EXCERPTED RECORDS:
+++
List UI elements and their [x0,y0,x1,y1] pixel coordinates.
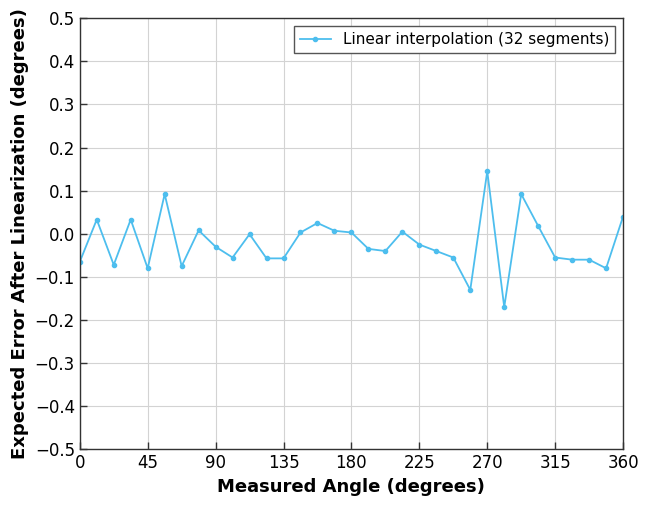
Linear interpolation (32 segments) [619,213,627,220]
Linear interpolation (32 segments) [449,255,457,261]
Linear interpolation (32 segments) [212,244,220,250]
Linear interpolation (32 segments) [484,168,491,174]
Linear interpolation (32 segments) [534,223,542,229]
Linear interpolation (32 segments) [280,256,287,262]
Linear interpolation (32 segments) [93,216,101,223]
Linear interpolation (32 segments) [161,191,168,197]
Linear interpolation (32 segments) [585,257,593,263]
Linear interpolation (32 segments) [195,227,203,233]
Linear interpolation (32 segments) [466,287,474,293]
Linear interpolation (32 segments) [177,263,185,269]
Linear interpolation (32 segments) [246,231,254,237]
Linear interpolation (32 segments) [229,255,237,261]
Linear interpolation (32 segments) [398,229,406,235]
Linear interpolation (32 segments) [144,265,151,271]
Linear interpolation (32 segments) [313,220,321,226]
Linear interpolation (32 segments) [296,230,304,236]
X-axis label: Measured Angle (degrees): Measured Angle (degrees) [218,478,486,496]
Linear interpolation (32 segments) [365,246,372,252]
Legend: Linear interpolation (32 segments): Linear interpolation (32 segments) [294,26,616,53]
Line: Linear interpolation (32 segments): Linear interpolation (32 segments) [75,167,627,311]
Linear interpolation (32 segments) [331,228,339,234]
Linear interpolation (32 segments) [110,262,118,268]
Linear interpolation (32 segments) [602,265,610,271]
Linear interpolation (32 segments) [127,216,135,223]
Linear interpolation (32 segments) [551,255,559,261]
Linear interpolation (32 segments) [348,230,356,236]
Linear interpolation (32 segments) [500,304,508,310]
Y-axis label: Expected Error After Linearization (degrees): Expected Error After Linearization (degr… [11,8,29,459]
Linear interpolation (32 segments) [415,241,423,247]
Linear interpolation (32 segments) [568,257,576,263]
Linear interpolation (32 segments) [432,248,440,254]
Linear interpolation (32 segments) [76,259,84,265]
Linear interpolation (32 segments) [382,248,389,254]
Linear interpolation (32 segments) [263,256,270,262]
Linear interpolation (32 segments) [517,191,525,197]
+++
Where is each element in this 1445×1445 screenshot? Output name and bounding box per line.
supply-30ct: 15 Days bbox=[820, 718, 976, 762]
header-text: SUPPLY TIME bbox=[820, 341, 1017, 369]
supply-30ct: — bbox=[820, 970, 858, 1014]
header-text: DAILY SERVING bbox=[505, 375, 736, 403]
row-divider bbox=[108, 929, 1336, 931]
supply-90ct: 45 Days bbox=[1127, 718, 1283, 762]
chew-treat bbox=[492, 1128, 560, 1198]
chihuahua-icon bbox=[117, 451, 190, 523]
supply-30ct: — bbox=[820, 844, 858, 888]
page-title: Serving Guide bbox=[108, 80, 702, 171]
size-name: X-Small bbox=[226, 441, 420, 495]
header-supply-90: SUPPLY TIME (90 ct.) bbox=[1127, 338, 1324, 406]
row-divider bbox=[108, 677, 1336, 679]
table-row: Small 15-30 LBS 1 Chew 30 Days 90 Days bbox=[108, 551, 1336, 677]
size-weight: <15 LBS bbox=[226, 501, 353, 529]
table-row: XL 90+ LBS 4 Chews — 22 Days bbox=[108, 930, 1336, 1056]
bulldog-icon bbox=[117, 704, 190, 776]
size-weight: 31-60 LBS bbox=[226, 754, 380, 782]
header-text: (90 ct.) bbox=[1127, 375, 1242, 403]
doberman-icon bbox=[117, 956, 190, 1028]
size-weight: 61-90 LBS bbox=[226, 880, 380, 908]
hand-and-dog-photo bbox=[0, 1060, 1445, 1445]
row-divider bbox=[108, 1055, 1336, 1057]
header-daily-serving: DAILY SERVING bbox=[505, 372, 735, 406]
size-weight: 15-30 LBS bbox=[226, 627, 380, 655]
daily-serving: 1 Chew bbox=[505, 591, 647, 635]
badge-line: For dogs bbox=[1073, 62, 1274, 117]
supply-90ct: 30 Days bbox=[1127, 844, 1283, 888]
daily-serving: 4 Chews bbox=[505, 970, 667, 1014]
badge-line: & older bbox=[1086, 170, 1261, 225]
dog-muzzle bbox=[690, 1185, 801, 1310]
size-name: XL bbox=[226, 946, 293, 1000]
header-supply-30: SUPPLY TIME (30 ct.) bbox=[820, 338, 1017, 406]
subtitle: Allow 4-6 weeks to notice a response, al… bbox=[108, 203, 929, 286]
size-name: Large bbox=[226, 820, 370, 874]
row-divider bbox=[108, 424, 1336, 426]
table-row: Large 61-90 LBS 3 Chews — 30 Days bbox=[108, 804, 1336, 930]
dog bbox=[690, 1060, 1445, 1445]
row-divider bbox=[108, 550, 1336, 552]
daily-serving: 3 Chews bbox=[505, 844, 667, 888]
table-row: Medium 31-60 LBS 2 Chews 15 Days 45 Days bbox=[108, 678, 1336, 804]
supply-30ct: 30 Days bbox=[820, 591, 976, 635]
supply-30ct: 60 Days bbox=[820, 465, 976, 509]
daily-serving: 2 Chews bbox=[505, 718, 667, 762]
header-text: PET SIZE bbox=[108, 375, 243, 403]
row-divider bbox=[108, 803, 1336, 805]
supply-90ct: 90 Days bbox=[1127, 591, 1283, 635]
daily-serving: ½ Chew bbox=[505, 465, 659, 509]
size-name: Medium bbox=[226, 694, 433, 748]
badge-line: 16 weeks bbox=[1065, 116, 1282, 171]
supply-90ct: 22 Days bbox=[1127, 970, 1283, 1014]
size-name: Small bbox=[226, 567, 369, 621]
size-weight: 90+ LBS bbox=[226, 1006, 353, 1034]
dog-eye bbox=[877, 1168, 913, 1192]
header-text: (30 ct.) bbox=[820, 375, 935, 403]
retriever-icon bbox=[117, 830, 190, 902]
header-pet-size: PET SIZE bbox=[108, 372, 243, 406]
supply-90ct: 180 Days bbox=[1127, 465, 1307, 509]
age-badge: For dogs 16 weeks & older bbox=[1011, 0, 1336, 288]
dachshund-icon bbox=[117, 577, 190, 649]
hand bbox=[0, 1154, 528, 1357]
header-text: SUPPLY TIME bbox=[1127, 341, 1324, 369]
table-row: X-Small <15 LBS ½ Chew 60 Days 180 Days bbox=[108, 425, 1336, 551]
+++
DIRECTIVE:
Recast the stretch of the listing from the line containing "Where is each" through the line containing "header-text: (90 ct.)" as a Markdown table. Use the columns Row and Entry, number each line, and leave out any blank lines.

OUTPUT OF THE TASK:
| Row | Entry |
|---|---|
| 1 | Where is each element in this 1445×1445 screenshot? Output name and bounding box per line. |
| 2 | supply-30ct: 15 Days bbox=[820, 718, 976, 762] |
| 3 | header-text: SUPPLY TIME bbox=[820, 341, 1017, 369] |
| 4 | supply-30ct: — bbox=[820, 970, 858, 1014] |
| 5 | header-text: DAILY SERVING bbox=[505, 375, 736, 403] |
| 6 | row-divider bbox=[108, 929, 1336, 931] |
| 7 | supply-90ct: 45 Days bbox=[1127, 718, 1283, 762] |
| 8 | chew-treat bbox=[492, 1128, 560, 1198] |
| 9 | chihuahua-icon bbox=[117, 451, 190, 523] |
| 10 | supply-30ct: — bbox=[820, 844, 858, 888] |
| 11 | page-title: Serving Guide bbox=[108, 80, 702, 171] |
| 12 | size-name: X-Small bbox=[226, 441, 420, 495] |
| 13 | header-supply-90: SUPPLY TIME (90 ct.) bbox=[1127, 338, 1324, 406] |
| 14 | row-divider bbox=[108, 677, 1336, 679] |
| 15 | table-row: Small 15-30 LBS 1 Chew 30 Days 90 Days bbox=[108, 551, 1336, 677] |
| 16 | size-weight: <15 LBS bbox=[226, 501, 353, 529] |
| 17 | table-row: XL 90+ LBS 4 Chews — 22 Days bbox=[108, 930, 1336, 1056] |
| 18 | bulldog-icon bbox=[117, 704, 190, 776] |
| 19 | size-weight: 31-60 LBS bbox=[226, 754, 380, 782] |
| 20 | header-text: (90 ct.) bbox=[1127, 375, 1242, 403] |